§ Record list:
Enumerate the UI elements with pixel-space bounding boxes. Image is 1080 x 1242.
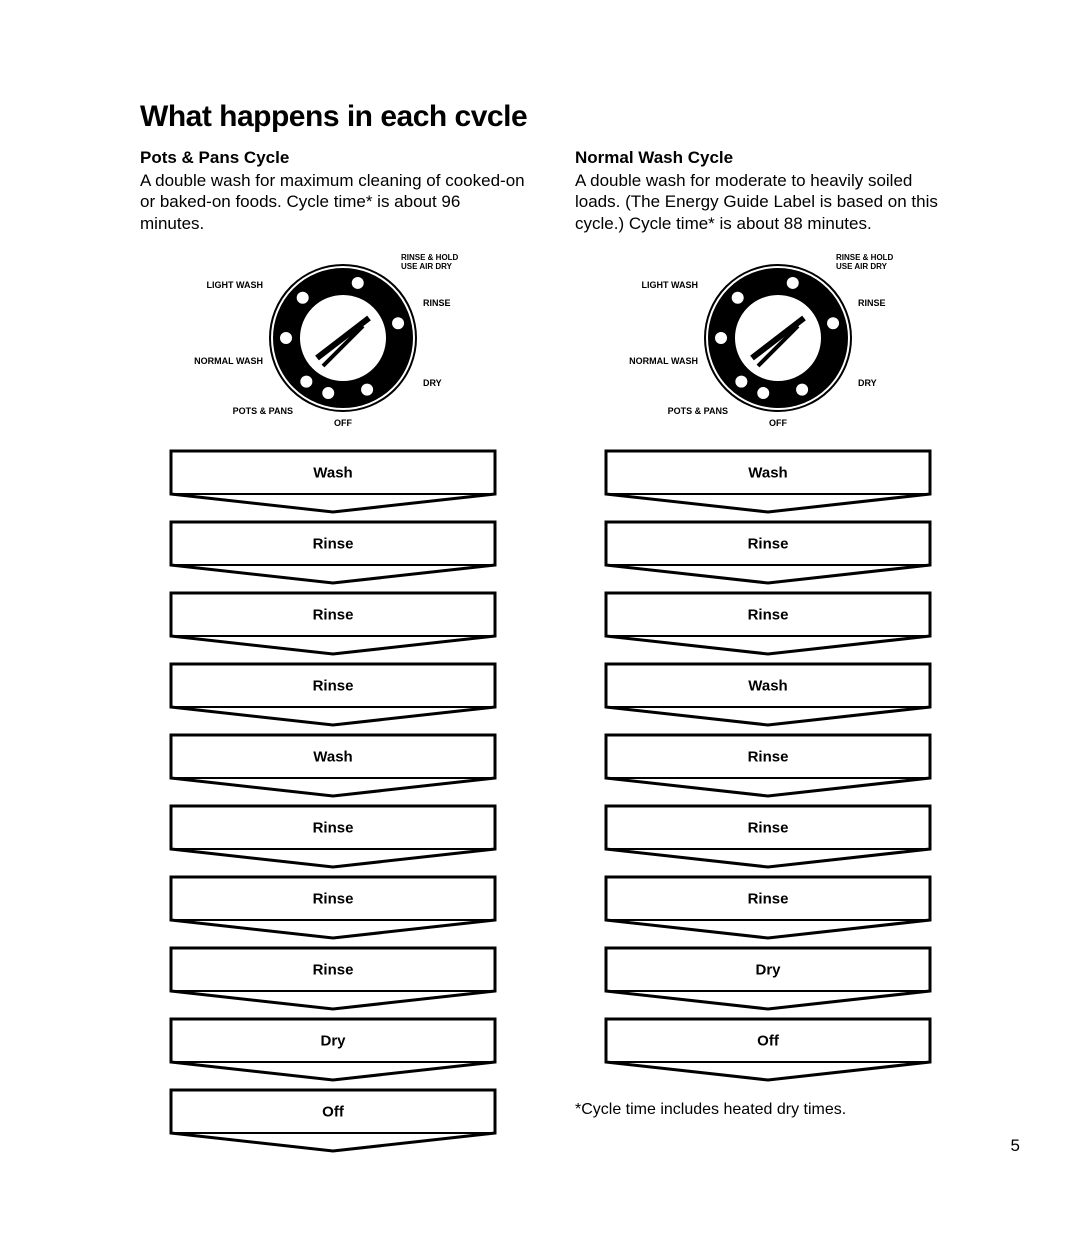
svg-text:Rinse: Rinse: [312, 677, 353, 694]
svg-text:Rinse: Rinse: [747, 819, 788, 836]
svg-text:LIGHT WASH: LIGHT WASH: [206, 280, 263, 290]
svg-text:DRY: DRY: [858, 378, 877, 388]
svg-text:RINSE & HOLD: RINSE & HOLD: [836, 253, 894, 262]
cycle-step: Wash: [603, 661, 933, 734]
cycle-step: Off: [603, 1016, 933, 1089]
svg-text:DRY: DRY: [423, 378, 442, 388]
cycle-step: Rinse: [168, 945, 498, 1018]
cycle-step: Rinse: [168, 519, 498, 592]
cycle-step: Rinse: [168, 661, 498, 734]
cycle-step: Rinse: [603, 590, 933, 663]
cycle-step: Wash: [603, 448, 933, 521]
svg-text:USE AIR DRY: USE AIR DRY: [836, 262, 888, 271]
steps-right: Wash Rinse Rinse Wash Rinse Rinse Rinse Dry Off: [575, 448, 960, 1087]
svg-text:Rinse: Rinse: [312, 819, 353, 836]
cycle-step: Dry: [603, 945, 933, 1018]
svg-text:Rinse: Rinse: [747, 535, 788, 552]
svg-text:RINSE & HOLD: RINSE & HOLD: [401, 253, 459, 262]
cycle-name-left: Pots & Pans Cycle: [140, 148, 525, 168]
svg-text:Rinse: Rinse: [312, 535, 353, 552]
cycle-desc-right: A double wash for moderate to heavily so…: [575, 170, 960, 234]
cycle-step: Rinse: [603, 732, 933, 805]
page-title: What happens in each cvcle: [140, 100, 960, 134]
cycle-step: Rinse: [168, 590, 498, 663]
svg-text:Rinse: Rinse: [312, 961, 353, 978]
footnote: *Cycle time includes heated dry times.: [575, 1101, 960, 1119]
svg-text:Rinse: Rinse: [747, 890, 788, 907]
column-pots-pans: Pots & Pans Cycle A double wash for maxi…: [140, 148, 525, 1158]
cycle-step: Wash: [168, 732, 498, 805]
svg-text:RINSE: RINSE: [858, 298, 886, 308]
steps-left: Wash Rinse Rinse Rinse Wash Rinse Rinse Rinse Dr…: [140, 448, 525, 1158]
svg-text:POTS & PANS: POTS & PANS: [232, 406, 292, 416]
document-page: What happens in each cvcle Pots & Pans C…: [0, 0, 1080, 1242]
cycle-desc-left: A double wash for maximum cleaning of co…: [140, 170, 525, 234]
svg-text:Wash: Wash: [313, 464, 352, 481]
cycle-step: Rinse: [603, 519, 933, 592]
two-column-layout: Pots & Pans Cycle A double wash for maxi…: [140, 148, 960, 1158]
svg-text:OFF: OFF: [334, 418, 352, 426]
svg-text:LIGHT WASH: LIGHT WASH: [641, 280, 698, 290]
svg-text:Off: Off: [757, 1032, 780, 1049]
svg-text:Off: Off: [322, 1103, 345, 1120]
svg-text:Dry: Dry: [320, 1032, 346, 1049]
svg-text:POTS & PANS: POTS & PANS: [667, 406, 727, 416]
svg-text:Wash: Wash: [313, 748, 352, 765]
svg-text:Rinse: Rinse: [747, 606, 788, 623]
cycle-step: Rinse: [168, 874, 498, 947]
svg-text:NORMAL WASH: NORMAL WASH: [194, 356, 263, 366]
svg-text:Rinse: Rinse: [312, 606, 353, 623]
svg-text:OFF: OFF: [769, 418, 787, 426]
svg-text:RINSE: RINSE: [423, 298, 451, 308]
page-number: 5: [1011, 1136, 1020, 1156]
cycle-name-right: Normal Wash Cycle: [575, 148, 960, 168]
svg-text:Wash: Wash: [748, 677, 787, 694]
cycle-step: Dry: [168, 1016, 498, 1089]
svg-text:Wash: Wash: [748, 464, 787, 481]
svg-text:Dry: Dry: [755, 961, 781, 978]
dial-right: RINSE & HOLDUSE AIR DRY LIGHT WASH RINSE NO…: [575, 246, 960, 426]
column-normal-wash: Normal Wash Cycle A double wash for mode…: [575, 148, 960, 1158]
cycle-step: Rinse: [168, 803, 498, 876]
svg-text:USE AIR DRY: USE AIR DRY: [401, 262, 453, 271]
cycle-step: Rinse: [603, 803, 933, 876]
cycle-step: Rinse: [603, 874, 933, 947]
cycle-step: Off: [168, 1087, 498, 1160]
cycle-step: Wash: [168, 448, 498, 521]
svg-text:Rinse: Rinse: [747, 748, 788, 765]
dial-left: RINSE & HOLDUSE AIR DRY LIGHT WASH RINSE NO…: [140, 246, 525, 426]
svg-text:Rinse: Rinse: [312, 890, 353, 907]
svg-text:NORMAL WASH: NORMAL WASH: [629, 356, 698, 366]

§ Aim of the exercise: Copy these records line for line, leaving out the pictures.

§ Finished answer:
Enumerate the UI elements with pixel-space bounding boxes. Image is 1080 x 1242.
svg-text:Rinse: Rinse: [312, 677, 353, 694]
svg-text:Rinse: Rinse: [747, 819, 788, 836]
svg-text:LIGHT WASH: LIGHT WASH: [206, 280, 263, 290]
svg-text:DRY: DRY: [858, 378, 877, 388]
svg-text:RINSE & HOLD: RINSE & HOLD: [836, 253, 894, 262]
cycle-step: Wash: [603, 661, 933, 734]
cycle-step: Off: [603, 1016, 933, 1089]
svg-text:DRY: DRY: [423, 378, 442, 388]
cycle-step: Rinse: [168, 945, 498, 1018]
cycle-step: Rinse: [168, 519, 498, 592]
cycle-step: Rinse: [168, 661, 498, 734]
cycle-step: Rinse: [603, 590, 933, 663]
cycle-step: Wash: [603, 448, 933, 521]
svg-text:USE AIR DRY: USE AIR DRY: [836, 262, 888, 271]
steps-right: Wash Rinse Rinse Wash Rinse Rinse Rinse Dry Off: [575, 448, 960, 1087]
svg-text:Rinse: Rinse: [312, 819, 353, 836]
cycle-step: Dry: [603, 945, 933, 1018]
svg-text:Rinse: Rinse: [747, 535, 788, 552]
svg-text:RINSE & HOLD: RINSE & HOLD: [401, 253, 459, 262]
cycle-name-left: Pots & Pans Cycle: [140, 148, 525, 168]
svg-text:Rinse: Rinse: [312, 535, 353, 552]
cycle-desc-right: A double wash for moderate to heavily so…: [575, 170, 960, 234]
cycle-step: Rinse: [603, 732, 933, 805]
page-title: What happens in each cvcle: [140, 100, 960, 134]
cycle-step: Rinse: [168, 590, 498, 663]
svg-text:Rinse: Rinse: [312, 961, 353, 978]
footnote: *Cycle time includes heated dry times.: [575, 1101, 960, 1119]
svg-text:Rinse: Rinse: [747, 890, 788, 907]
column-pots-pans: Pots & Pans Cycle A double wash for maxi…: [140, 148, 525, 1158]
cycle-step: Wash: [168, 732, 498, 805]
svg-text:RINSE: RINSE: [858, 298, 886, 308]
steps-left: Wash Rinse Rinse Rinse Wash Rinse Rinse Rinse Dr…: [140, 448, 525, 1158]
svg-text:POTS & PANS: POTS & PANS: [232, 406, 292, 416]
document-page: What happens in each cvcle Pots & Pans C…: [0, 0, 1080, 1242]
cycle-desc-left: A double wash for maximum cleaning of co…: [140, 170, 525, 234]
svg-text:Wash: Wash: [313, 464, 352, 481]
cycle-step: Rinse: [603, 519, 933, 592]
two-column-layout: Pots & Pans Cycle A double wash for maxi…: [140, 148, 960, 1158]
svg-text:OFF: OFF: [334, 418, 352, 426]
svg-text:LIGHT WASH: LIGHT WASH: [641, 280, 698, 290]
svg-text:Off: Off: [757, 1032, 780, 1049]
svg-text:Off: Off: [322, 1103, 345, 1120]
svg-text:Dry: Dry: [320, 1032, 346, 1049]
svg-text:POTS & PANS: POTS & PANS: [667, 406, 727, 416]
svg-text:Wash: Wash: [313, 748, 352, 765]
svg-text:Rinse: Rinse: [747, 606, 788, 623]
cycle-step: Rinse: [168, 874, 498, 947]
svg-text:NORMAL WASH: NORMAL WASH: [194, 356, 263, 366]
svg-text:Rinse: Rinse: [312, 606, 353, 623]
svg-text:OFF: OFF: [769, 418, 787, 426]
svg-text:RINSE: RINSE: [423, 298, 451, 308]
page-number: 5: [1011, 1136, 1020, 1156]
cycle-name-right: Normal Wash Cycle: [575, 148, 960, 168]
svg-text:Wash: Wash: [748, 677, 787, 694]
cycle-step: Dry: [168, 1016, 498, 1089]
svg-text:Wash: Wash: [748, 464, 787, 481]
svg-text:Dry: Dry: [755, 961, 781, 978]
dial-right: RINSE & HOLDUSE AIR DRY LIGHT WASH RINSE NO…: [575, 246, 960, 426]
column-normal-wash: Normal Wash Cycle A double wash for mode…: [575, 148, 960, 1158]
cycle-step: Rinse: [168, 803, 498, 876]
svg-text:USE AIR DRY: USE AIR DRY: [401, 262, 453, 271]
cycle-step: Rinse: [603, 803, 933, 876]
cycle-step: Rinse: [603, 874, 933, 947]
cycle-step: Off: [168, 1087, 498, 1160]
cycle-step: Wash: [168, 448, 498, 521]
svg-text:Rinse: Rinse: [747, 748, 788, 765]
dial-left: RINSE & HOLDUSE AIR DRY LIGHT WASH RINSE NO…: [140, 246, 525, 426]
svg-text:Rinse: Rinse: [312, 890, 353, 907]
svg-text:NORMAL WASH: NORMAL WASH: [629, 356, 698, 366]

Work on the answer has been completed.